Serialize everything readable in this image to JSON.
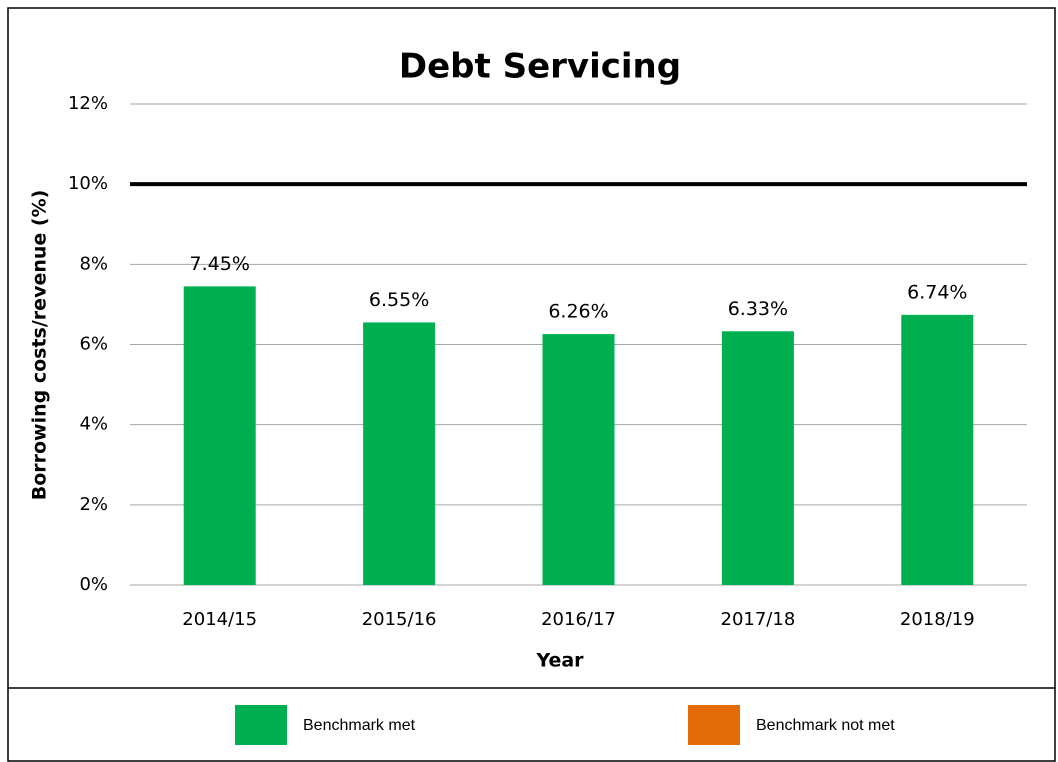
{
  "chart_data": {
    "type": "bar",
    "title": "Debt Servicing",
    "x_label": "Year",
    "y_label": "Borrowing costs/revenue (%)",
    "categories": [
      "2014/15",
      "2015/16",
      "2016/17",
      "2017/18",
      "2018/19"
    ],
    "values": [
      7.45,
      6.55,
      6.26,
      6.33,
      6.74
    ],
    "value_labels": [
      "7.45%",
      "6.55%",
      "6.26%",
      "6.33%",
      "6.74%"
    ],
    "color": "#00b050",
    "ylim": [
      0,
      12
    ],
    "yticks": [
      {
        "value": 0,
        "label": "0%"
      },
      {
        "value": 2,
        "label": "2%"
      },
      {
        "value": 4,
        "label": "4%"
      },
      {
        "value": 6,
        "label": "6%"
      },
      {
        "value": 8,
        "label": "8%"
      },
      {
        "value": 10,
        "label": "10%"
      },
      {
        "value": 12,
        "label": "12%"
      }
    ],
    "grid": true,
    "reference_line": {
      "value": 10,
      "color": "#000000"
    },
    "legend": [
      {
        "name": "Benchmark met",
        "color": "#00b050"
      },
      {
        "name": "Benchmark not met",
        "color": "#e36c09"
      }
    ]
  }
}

·····

Request: Transcribe the whole listing exactly. Pictures are excluded.

Answer for this exercise:
Serialize everything readable in this image to JSON.
{
  "chart_data": {
    "type": "bar",
    "title": "Debt Servicing",
    "x_label": "Year",
    "y_label": "Borrowing costs/revenue (%)",
    "categories": [
      "2014/15",
      "2015/16",
      "2016/17",
      "2017/18",
      "2018/19"
    ],
    "values": [
      7.45,
      6.55,
      6.26,
      6.33,
      6.74
    ],
    "value_labels": [
      "7.45%",
      "6.55%",
      "6.26%",
      "6.33%",
      "6.74%"
    ],
    "color": "#00b050",
    "ylim": [
      0,
      12
    ],
    "yticks": [
      {
        "value": 0,
        "label": "0%"
      },
      {
        "value": 2,
        "label": "2%"
      },
      {
        "value": 4,
        "label": "4%"
      },
      {
        "value": 6,
        "label": "6%"
      },
      {
        "value": 8,
        "label": "8%"
      },
      {
        "value": 10,
        "label": "10%"
      },
      {
        "value": 12,
        "label": "12%"
      }
    ],
    "grid": true,
    "reference_line": {
      "value": 10,
      "color": "#000000"
    },
    "legend": [
      {
        "name": "Benchmark met",
        "color": "#00b050"
      },
      {
        "name": "Benchmark not met",
        "color": "#e36c09"
      }
    ]
  }
}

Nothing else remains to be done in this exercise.